==== MATERIAL TO PROCESS ====

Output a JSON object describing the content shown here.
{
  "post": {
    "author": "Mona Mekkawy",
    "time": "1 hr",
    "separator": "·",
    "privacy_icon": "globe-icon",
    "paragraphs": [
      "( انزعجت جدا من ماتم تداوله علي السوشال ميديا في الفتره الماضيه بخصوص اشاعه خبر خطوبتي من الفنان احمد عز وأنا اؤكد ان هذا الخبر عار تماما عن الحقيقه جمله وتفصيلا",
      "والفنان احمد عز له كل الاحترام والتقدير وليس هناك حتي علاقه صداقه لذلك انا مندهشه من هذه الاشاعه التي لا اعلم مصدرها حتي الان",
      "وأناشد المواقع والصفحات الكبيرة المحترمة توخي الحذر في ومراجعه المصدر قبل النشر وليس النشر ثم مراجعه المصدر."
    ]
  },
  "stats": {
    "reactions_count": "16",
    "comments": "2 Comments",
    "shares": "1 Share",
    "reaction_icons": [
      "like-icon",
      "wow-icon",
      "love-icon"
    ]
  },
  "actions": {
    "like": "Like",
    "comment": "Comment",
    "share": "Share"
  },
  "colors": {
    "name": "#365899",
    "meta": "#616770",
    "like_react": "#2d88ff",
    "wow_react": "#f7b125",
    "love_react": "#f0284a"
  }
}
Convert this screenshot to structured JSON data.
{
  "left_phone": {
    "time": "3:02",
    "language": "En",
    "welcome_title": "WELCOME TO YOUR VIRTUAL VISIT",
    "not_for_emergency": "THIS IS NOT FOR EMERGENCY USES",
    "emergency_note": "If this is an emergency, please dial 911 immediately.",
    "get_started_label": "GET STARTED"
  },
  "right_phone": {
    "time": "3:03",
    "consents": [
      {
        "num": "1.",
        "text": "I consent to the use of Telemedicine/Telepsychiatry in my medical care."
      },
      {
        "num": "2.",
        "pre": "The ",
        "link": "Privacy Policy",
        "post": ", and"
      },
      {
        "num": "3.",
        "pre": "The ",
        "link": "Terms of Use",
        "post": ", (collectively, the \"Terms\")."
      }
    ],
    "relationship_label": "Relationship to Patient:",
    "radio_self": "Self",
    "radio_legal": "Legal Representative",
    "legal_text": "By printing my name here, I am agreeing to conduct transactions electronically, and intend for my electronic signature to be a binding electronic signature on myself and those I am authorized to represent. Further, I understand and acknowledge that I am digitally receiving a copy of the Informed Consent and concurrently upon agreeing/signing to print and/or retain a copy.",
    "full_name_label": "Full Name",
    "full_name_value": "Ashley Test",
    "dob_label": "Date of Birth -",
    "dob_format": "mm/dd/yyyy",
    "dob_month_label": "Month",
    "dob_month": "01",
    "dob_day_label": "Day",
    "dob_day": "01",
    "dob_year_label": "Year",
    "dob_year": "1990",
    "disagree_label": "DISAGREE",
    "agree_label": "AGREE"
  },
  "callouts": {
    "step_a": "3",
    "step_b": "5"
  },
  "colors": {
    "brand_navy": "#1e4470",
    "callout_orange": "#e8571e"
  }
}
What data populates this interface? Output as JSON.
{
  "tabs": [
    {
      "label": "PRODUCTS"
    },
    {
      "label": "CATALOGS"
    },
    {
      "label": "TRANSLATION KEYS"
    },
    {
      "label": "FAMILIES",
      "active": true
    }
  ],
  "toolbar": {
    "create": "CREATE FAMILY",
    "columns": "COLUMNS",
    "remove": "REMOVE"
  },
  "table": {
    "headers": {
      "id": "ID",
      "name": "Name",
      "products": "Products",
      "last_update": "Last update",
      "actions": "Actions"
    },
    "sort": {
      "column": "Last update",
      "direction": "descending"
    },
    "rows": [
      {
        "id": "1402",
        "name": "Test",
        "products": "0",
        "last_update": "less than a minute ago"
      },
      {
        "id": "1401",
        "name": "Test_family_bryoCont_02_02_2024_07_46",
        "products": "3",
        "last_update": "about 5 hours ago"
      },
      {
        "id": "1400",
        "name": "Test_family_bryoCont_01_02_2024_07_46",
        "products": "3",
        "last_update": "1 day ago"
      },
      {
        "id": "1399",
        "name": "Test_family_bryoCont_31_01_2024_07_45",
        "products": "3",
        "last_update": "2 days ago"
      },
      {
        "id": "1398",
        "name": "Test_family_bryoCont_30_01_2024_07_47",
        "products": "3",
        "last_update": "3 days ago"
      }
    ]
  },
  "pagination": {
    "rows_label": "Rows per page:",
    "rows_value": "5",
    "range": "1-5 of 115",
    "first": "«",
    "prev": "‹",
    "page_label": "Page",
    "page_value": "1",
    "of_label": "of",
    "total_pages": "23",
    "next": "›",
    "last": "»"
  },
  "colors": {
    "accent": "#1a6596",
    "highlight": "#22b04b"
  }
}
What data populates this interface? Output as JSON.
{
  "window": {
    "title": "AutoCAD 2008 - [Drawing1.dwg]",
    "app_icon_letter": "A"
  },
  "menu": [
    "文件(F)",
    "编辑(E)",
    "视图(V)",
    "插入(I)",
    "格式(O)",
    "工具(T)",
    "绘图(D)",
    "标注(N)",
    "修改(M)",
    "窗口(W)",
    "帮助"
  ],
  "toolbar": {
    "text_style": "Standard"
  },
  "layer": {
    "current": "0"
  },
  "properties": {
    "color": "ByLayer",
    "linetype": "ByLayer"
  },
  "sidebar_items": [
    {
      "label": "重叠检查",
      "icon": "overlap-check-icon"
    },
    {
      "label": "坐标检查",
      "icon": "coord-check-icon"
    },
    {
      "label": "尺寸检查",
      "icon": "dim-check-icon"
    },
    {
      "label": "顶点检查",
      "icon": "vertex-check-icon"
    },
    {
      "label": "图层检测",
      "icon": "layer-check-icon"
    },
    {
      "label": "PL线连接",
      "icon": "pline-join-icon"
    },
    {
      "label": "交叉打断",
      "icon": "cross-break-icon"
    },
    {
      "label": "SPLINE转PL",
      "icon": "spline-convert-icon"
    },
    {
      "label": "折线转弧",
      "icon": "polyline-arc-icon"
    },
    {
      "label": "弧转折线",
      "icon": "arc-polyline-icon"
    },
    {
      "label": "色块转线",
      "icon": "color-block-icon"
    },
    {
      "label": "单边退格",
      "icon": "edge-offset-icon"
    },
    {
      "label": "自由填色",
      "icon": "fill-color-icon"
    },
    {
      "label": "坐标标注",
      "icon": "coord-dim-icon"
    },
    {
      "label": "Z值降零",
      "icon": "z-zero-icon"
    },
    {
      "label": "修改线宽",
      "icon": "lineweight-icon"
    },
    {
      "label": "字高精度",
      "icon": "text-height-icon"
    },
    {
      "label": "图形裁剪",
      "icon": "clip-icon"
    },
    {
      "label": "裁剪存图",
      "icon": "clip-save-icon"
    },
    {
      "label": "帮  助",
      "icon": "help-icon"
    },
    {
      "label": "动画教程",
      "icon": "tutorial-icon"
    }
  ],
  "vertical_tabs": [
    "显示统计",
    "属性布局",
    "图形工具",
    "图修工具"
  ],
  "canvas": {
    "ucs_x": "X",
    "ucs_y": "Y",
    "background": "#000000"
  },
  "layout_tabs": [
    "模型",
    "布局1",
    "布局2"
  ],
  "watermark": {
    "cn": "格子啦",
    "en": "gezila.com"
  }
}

====

In the listing above, find the lines holding the word "link" and copy them.

RESULT FOR THIS EXERCISE »
        "link": "Privacy Policy",
        "link": "Terms of Use",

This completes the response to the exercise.